* _What you should do_: Return every record exactly as written.

* _Material shown_:

>>

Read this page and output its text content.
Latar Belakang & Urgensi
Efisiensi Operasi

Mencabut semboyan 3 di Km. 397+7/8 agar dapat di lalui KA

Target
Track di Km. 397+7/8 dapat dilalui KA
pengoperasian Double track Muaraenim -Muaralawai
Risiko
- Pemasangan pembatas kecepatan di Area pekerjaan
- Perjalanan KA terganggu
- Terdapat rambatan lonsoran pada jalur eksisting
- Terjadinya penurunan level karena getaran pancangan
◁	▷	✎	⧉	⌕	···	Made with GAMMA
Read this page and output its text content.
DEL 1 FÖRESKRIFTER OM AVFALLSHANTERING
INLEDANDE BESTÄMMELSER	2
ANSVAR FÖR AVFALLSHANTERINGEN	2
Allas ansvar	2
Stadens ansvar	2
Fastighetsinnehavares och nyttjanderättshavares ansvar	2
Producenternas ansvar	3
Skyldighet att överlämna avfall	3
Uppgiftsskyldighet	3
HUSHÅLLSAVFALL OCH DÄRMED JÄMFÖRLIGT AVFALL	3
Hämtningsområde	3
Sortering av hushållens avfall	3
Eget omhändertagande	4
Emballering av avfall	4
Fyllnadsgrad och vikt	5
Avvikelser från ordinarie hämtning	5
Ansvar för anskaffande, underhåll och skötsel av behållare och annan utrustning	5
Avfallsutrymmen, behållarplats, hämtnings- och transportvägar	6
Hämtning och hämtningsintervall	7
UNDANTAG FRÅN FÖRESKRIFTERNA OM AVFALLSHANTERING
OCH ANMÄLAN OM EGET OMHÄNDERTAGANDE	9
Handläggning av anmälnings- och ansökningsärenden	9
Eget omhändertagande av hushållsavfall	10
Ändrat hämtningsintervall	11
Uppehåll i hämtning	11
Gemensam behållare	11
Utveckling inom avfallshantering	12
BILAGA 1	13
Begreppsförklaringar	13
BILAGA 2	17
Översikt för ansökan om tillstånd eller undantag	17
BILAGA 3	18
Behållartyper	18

<<

* _Exercise result_:
Read this page and output its text content.
Latar Belakang & Urgensi
Efisiensi Operasi

Mencabut semboyan 3 di Km. 397+7/8 agar dapat di lalui KA

Target
Track di Km. 397+7/8 dapat dilalui KA
pengoperasian Double track Muaraenim -Muaralawai
Risiko
- Pemasangan pembatas kecepatan di Area pekerjaan
- Perjalanan KA terganggu
- Terdapat rambatan lonsoran pada jalur eksisting
- Terjadinya penurunan level karena getaran pancangan
◁	▷	✎	⧉	⌕	···	Made with GAMMA
Read this page and output its text content.
DEL 1 FÖRESKRIFTER OM AVFALLSHANTERING
INLEDANDE BESTÄMMELSER	2
ANSVAR FÖR AVFALLSHANTERINGEN	2
Allas ansvar	2
Stadens ansvar	2
Fastighetsinnehavares och nyttjanderättshavares ansvar	2
Producenternas ansvar	3
Skyldighet att överlämna avfall	3
Uppgiftsskyldighet	3
HUSHÅLLSAVFALL OCH DÄRMED JÄMFÖRLIGT AVFALL	3
Hämtningsområde	3
Sortering av hushållens avfall	3
Eget omhändertagande	4
Emballering av avfall	4
Fyllnadsgrad och vikt	5
Avvikelser från ordinarie hämtning	5
Ansvar för anskaffande, underhåll och skötsel av behållare och annan utrustning	5
Avfallsutrymmen, behållarplats, hämtnings- och transportvägar	6
Hämtning och hämtningsintervall	7
UNDANTAG FRÅN FÖRESKRIFTERNA OM AVFALLSHANTERING
OCH ANMÄLAN OM EGET OMHÄNDERTAGANDE	9
Handläggning av anmälnings- och ansökningsärenden	9
Eget omhändertagande av hushållsavfall	10
Ändrat hämtningsintervall	11
Uppehåll i hämtning	11
Gemensam behållare	11
Utveckling inom avfallshantering	12
BILAGA 1	13
Begreppsförklaringar	13
BILAGA 2	17
Översikt för ansökan om tillstånd eller undantag	17
BILAGA 3	18
Behållartyper	18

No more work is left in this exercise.